**Work to complete:** Copy every line of the entries that includes the word "Weekly".

Entries from a dataset:

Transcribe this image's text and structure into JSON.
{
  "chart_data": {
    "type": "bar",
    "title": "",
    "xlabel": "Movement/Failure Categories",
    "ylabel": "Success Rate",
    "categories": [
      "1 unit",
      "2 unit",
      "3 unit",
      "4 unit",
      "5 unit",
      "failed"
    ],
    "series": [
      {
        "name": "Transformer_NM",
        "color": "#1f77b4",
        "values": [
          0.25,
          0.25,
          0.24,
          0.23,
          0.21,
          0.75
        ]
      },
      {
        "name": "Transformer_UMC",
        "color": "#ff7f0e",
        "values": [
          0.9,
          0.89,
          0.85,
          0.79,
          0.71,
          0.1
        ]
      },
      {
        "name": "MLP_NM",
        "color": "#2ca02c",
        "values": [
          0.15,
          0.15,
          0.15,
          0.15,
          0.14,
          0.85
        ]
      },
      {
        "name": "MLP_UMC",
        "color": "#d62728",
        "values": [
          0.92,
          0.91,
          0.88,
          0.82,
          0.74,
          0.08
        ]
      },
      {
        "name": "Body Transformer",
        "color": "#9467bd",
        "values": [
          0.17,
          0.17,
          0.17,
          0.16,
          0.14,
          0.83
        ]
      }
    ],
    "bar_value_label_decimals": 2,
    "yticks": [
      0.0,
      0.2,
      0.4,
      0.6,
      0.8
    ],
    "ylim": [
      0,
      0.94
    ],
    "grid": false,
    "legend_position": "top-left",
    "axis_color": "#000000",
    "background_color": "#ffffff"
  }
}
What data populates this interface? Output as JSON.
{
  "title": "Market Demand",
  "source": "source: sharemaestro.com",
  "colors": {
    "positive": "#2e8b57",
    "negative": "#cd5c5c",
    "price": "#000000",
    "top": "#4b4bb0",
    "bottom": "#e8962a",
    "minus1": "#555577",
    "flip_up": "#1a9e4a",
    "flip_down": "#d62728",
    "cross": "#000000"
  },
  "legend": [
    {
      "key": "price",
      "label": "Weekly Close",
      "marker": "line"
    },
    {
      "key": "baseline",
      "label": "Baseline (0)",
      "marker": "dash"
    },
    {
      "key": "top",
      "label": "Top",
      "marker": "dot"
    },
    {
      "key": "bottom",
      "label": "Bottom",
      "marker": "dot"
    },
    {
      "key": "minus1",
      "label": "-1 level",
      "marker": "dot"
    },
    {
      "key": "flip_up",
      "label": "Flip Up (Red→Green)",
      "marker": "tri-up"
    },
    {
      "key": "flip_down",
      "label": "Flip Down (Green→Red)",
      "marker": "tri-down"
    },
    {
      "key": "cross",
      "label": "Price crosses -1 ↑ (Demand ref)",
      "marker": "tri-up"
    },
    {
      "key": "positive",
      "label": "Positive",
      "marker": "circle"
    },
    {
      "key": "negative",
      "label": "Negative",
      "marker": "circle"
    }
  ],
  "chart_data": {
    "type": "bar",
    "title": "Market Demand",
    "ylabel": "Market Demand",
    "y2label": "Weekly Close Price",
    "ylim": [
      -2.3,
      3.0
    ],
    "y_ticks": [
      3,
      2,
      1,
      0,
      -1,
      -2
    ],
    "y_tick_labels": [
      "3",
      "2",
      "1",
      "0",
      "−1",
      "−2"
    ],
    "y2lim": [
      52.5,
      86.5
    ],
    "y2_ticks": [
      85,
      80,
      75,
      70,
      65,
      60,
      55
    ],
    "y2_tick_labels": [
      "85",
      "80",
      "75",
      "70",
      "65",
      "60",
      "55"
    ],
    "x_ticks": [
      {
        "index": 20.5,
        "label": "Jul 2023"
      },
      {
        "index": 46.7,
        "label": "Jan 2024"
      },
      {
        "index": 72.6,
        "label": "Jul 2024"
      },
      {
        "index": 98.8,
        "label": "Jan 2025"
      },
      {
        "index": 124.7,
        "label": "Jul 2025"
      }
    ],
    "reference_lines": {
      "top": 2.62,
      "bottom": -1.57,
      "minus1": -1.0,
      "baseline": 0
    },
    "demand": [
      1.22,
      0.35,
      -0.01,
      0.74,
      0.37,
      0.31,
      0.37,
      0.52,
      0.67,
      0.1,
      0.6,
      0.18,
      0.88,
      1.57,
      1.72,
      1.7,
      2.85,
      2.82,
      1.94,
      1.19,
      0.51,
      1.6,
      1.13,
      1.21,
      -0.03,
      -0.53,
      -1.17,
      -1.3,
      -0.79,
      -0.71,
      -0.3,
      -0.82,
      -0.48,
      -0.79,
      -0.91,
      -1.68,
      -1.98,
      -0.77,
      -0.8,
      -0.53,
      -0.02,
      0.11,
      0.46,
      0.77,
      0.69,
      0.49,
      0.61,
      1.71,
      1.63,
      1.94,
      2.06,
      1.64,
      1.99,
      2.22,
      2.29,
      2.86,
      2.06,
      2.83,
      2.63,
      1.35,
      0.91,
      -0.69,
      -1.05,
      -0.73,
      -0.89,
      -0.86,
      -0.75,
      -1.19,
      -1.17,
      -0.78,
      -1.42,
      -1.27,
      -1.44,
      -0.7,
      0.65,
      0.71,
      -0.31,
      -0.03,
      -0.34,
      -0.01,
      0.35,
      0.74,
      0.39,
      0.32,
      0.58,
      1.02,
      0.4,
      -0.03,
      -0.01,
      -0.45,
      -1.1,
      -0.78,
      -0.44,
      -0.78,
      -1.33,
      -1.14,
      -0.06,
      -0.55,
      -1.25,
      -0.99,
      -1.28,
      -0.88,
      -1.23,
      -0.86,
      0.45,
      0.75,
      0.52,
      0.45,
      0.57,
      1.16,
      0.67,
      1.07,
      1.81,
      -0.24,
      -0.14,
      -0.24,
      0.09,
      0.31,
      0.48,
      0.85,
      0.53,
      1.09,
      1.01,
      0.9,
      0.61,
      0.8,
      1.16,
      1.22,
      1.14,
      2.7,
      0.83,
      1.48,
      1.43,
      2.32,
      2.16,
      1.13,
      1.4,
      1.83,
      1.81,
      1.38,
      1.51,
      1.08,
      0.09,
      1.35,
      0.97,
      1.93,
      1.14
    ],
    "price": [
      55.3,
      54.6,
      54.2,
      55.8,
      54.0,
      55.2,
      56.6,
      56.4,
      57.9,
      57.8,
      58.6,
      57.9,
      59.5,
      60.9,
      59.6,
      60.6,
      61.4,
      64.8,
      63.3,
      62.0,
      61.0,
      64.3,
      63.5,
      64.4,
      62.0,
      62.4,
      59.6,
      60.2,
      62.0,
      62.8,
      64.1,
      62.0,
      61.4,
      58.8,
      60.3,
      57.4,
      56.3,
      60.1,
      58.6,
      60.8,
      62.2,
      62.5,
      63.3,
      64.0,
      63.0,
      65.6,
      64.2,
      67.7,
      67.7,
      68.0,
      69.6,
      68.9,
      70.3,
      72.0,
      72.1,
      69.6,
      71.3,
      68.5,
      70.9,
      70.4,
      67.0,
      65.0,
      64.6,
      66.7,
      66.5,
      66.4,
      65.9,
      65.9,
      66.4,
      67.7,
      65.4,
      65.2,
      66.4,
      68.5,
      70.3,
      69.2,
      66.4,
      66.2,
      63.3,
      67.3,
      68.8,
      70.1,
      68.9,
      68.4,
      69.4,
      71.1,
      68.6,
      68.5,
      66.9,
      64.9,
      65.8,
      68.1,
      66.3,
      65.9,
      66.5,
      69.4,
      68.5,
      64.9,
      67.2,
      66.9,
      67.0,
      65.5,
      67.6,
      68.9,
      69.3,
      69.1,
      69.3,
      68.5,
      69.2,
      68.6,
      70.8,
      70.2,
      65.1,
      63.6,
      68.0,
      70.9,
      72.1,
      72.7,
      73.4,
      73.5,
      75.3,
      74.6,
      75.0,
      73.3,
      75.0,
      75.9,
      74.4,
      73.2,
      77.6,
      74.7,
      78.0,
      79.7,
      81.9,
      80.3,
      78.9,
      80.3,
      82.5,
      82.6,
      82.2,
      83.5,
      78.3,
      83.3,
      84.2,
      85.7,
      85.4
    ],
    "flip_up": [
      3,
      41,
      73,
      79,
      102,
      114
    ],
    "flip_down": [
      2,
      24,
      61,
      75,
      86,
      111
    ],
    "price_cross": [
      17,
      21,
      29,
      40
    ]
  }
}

**Solution to the problem:**
      "label": "Weekly Close",
    "y2label": "Weekly Close Price",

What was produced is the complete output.